─── The records
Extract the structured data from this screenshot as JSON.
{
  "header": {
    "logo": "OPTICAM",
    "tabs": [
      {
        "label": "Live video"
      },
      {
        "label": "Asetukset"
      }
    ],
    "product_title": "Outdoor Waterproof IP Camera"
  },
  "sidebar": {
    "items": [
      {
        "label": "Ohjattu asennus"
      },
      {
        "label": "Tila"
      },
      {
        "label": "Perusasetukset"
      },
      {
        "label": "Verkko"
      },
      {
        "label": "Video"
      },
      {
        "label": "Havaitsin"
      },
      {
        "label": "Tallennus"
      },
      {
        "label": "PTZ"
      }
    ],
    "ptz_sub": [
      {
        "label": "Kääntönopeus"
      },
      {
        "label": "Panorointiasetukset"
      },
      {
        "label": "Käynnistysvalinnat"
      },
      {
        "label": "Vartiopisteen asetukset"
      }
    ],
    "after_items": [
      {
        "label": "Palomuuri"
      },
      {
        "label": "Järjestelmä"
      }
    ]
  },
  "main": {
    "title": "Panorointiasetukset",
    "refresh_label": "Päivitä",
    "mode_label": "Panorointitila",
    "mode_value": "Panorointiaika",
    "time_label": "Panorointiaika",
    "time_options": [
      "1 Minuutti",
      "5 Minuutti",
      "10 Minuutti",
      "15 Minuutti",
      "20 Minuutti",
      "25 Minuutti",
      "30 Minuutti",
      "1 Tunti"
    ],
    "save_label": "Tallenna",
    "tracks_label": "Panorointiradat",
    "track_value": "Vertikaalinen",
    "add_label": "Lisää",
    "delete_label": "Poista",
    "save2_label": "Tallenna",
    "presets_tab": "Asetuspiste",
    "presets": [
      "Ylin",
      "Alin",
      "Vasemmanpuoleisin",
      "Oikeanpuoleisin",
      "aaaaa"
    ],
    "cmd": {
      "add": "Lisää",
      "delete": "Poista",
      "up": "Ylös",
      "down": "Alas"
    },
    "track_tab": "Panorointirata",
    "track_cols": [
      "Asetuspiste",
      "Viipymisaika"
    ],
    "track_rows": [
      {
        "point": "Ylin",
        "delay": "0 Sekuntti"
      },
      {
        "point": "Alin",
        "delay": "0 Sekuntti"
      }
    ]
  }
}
──────
:: Aim ::
Show the lines where the word "Tallenna" appears in the entries.

:: Answer to the exercise ::
    "save_label": "Tallenna",
    "save2_label": "Tallenna",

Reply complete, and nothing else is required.